* TASK REQUIREMENTS *
Extract each line where the string "KONSULTAN" shows up.

[Start SUPPLIED RECORDS]

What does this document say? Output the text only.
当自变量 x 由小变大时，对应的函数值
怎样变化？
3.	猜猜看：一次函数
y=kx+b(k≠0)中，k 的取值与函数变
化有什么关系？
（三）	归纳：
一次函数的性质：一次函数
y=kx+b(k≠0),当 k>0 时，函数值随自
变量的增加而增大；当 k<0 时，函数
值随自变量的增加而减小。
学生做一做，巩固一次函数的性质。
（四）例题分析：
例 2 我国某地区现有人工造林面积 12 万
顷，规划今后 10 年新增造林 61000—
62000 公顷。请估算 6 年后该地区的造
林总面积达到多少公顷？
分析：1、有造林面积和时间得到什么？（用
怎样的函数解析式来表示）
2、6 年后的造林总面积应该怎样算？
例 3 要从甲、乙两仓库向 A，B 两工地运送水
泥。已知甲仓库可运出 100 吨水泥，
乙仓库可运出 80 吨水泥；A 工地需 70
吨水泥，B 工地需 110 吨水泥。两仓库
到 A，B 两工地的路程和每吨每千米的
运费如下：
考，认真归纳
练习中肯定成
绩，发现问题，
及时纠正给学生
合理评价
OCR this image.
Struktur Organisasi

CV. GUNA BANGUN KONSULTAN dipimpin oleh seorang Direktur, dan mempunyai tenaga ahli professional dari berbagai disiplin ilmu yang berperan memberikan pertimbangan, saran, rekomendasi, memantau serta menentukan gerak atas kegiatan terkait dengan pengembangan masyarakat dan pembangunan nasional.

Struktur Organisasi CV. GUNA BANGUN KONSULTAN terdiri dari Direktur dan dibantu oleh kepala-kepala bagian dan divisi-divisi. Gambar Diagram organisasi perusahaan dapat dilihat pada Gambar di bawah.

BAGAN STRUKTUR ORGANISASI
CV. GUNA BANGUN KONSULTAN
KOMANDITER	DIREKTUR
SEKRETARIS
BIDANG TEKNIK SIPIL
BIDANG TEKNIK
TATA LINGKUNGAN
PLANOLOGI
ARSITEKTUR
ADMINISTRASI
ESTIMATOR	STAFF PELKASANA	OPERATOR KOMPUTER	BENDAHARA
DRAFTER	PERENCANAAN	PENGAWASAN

[End SUPPLIED RECORDS]

* RESULT OF THE TASK *
CV. GUNA BANGUN KONSULTAN dipimpin oleh seorang Direktur, dan mempunyai tenaga ahli professional dari berbagai disiplin ilmu yang berperan memberikan pertimbangan, saran, rekomendasi, memantau serta menentukan gerak atas kegiatan terkait dengan pengembangan masyarakat dan pembangunan nasional.
Struktur Organisasi CV. GUNA BANGUN KONSULTAN terdiri dari Direktur dan dibantu oleh kepala-kepala bagian dan divisi-divisi. Gambar Diagram organisasi perusahaan dapat dilihat pada Gambar di bawah.
CV. GUNA BANGUN KONSULTAN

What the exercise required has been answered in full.